START Data excerpts

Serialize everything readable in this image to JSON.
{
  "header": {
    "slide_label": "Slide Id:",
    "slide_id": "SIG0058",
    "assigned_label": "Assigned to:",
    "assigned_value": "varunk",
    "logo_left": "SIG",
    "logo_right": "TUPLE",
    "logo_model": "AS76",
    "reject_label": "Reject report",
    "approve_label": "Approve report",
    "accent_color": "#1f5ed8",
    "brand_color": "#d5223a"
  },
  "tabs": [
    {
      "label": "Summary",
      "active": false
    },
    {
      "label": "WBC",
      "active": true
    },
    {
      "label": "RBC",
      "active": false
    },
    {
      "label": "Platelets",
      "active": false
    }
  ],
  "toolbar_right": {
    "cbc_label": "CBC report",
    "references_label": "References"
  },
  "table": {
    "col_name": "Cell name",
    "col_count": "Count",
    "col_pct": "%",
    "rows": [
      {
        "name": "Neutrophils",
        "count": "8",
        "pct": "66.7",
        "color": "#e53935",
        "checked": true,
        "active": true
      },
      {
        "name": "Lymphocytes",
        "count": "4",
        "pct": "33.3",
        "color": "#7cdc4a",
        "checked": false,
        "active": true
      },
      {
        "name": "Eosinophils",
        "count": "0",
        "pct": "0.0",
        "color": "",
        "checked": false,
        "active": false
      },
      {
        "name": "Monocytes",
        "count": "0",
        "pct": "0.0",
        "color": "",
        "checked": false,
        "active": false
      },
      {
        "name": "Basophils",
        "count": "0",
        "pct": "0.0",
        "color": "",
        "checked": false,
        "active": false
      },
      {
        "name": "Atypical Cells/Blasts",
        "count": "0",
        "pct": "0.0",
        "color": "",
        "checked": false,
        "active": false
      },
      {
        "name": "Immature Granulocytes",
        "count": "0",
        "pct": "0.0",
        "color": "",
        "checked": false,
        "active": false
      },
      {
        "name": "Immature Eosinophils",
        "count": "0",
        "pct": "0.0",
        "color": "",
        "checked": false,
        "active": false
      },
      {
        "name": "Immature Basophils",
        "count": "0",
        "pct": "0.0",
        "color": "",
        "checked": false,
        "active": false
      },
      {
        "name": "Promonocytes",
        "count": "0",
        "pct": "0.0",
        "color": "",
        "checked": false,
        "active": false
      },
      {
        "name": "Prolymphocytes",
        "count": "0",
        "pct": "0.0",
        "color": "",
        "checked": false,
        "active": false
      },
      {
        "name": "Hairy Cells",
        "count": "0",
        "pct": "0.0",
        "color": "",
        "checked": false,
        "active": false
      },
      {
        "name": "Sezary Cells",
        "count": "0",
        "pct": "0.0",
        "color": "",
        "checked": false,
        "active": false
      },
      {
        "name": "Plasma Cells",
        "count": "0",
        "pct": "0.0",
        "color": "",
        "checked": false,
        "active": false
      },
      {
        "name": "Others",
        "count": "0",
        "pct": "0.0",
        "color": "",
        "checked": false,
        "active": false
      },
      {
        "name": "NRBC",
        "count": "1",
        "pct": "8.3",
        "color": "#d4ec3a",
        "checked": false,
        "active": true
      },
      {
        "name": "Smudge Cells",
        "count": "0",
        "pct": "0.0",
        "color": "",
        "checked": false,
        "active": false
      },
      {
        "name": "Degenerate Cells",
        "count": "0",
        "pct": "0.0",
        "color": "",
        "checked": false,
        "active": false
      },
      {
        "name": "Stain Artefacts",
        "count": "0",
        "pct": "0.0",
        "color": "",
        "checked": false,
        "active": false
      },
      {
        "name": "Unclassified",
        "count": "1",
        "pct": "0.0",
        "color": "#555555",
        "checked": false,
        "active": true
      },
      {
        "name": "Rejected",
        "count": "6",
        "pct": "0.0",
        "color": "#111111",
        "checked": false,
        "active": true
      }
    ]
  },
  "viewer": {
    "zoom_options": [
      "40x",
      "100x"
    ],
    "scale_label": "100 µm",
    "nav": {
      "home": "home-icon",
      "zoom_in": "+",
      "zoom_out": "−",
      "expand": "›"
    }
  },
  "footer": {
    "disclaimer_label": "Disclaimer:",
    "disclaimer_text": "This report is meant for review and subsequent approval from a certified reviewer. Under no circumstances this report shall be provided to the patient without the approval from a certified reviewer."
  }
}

END Data excerpts

Task details
From the first line to the last, copy the records exactly as they appear above.

Output of the task
Serialize everything readable in this image to JSON.
{
  "header": {
    "slide_label": "Slide Id:",
    "slide_id": "SIG0058",
    "assigned_label": "Assigned to:",
    "assigned_value": "varunk",
    "logo_left": "SIG",
    "logo_right": "TUPLE",
    "logo_model": "AS76",
    "reject_label": "Reject report",
    "approve_label": "Approve report",
    "accent_color": "#1f5ed8",
    "brand_color": "#d5223a"
  },
  "tabs": [
    {
      "label": "Summary",
      "active": false
    },
    {
      "label": "WBC",
      "active": true
    },
    {
      "label": "RBC",
      "active": false
    },
    {
      "label": "Platelets",
      "active": false
    }
  ],
  "toolbar_right": {
    "cbc_label": "CBC report",
    "references_label": "References"
  },
  "table": {
    "col_name": "Cell name",
    "col_count": "Count",
    "col_pct": "%",
    "rows": [
      {
        "name": "Neutrophils",
        "count": "8",
        "pct": "66.7",
        "color": "#e53935",
        "checked": true,
        "active": true
      },
      {
        "name": "Lymphocytes",
        "count": "4",
        "pct": "33.3",
        "color": "#7cdc4a",
        "checked": false,
        "active": true
      },
      {
        "name": "Eosinophils",
        "count": "0",
        "pct": "0.0",
        "color": "",
        "checked": false,
        "active": false
      },
      {
        "name": "Monocytes",
        "count": "0",
        "pct": "0.0",
        "color": "",
        "checked": false,
        "active": false
      },
      {
        "name": "Basophils",
        "count": "0",
        "pct": "0.0",
        "color": "",
        "checked": false,
        "active": false
      },
      {
        "name": "Atypical Cells/Blasts",
        "count": "0",
        "pct": "0.0",
        "color": "",
        "checked": false,
        "active": false
      },
      {
        "name": "Immature Granulocytes",
        "count": "0",
        "pct": "0.0",
        "color": "",
        "checked": false,
        "active": false
      },
      {
        "name": "Immature Eosinophils",
        "count": "0",
        "pct": "0.0",
        "color": "",
        "checked": false,
        "active": false
      },
      {
        "name": "Immature Basophils",
        "count": "0",
        "pct": "0.0",
        "color": "",
        "checked": false,
        "active": false
      },
      {
        "name": "Promonocytes",
        "count": "0",
        "pct": "0.0",
        "color": "",
        "checked": false,
        "active": false
      },
      {
        "name": "Prolymphocytes",
        "count": "0",
        "pct": "0.0",
        "color": "",
        "checked": false,
        "active": false
      },
      {
        "name": "Hairy Cells",
        "count": "0",
        "pct": "0.0",
        "color": "",
        "checked": false,
        "active": false
      },
      {
        "name": "Sezary Cells",
        "count": "0",
        "pct": "0.0",
        "color": "",
        "checked": false,
        "active": false
      },
      {
        "name": "Plasma Cells",
        "count": "0",
        "pct": "0.0",
        "color": "",
        "checked": false,
        "active": false
      },
      {
        "name": "Others",
        "count": "0",
        "pct": "0.0",
        "color": "",
        "checked": false,
        "active": false
      },
      {
        "name": "NRBC",
        "count": "1",
        "pct": "8.3",
        "color": "#d4ec3a",
        "checked": false,
        "active": true
      },
      {
        "name": "Smudge Cells",
        "count": "0",
        "pct": "0.0",
        "color": "",
        "checked": false,
        "active": false
      },
      {
        "name": "Degenerate Cells",
        "count": "0",
        "pct": "0.0",
        "color": "",
        "checked": false,
        "active": false
      },
      {
        "name": "Stain Artefacts",
        "count": "0",
        "pct": "0.0",
        "color": "",
        "checked": false,
        "active": false
      },
      {
        "name": "Unclassified",
        "count": "1",
        "pct": "0.0",
        "color": "#555555",
        "checked": false,
        "active": true
      },
      {
        "name": "Rejected",
        "count": "6",
        "pct": "0.0",
        "color": "#111111",
        "checked": false,
        "active": true
      }
    ]
  },
  "viewer": {
    "zoom_options": [
      "40x",
      "100x"
    ],
    "scale_label": "100 µm",
    "nav": {
      "home": "home-icon",
      "zoom_in": "+",
      "zoom_out": "−",
      "expand": "›"
    }
  },
  "footer": {
    "disclaimer_label": "Disclaimer:",
    "disclaimer_text": "This report is meant for review and subsequent approval from a certified reviewer. Under no circumstances this report shall be provided to the patient without the approval from a certified reviewer."
  }
}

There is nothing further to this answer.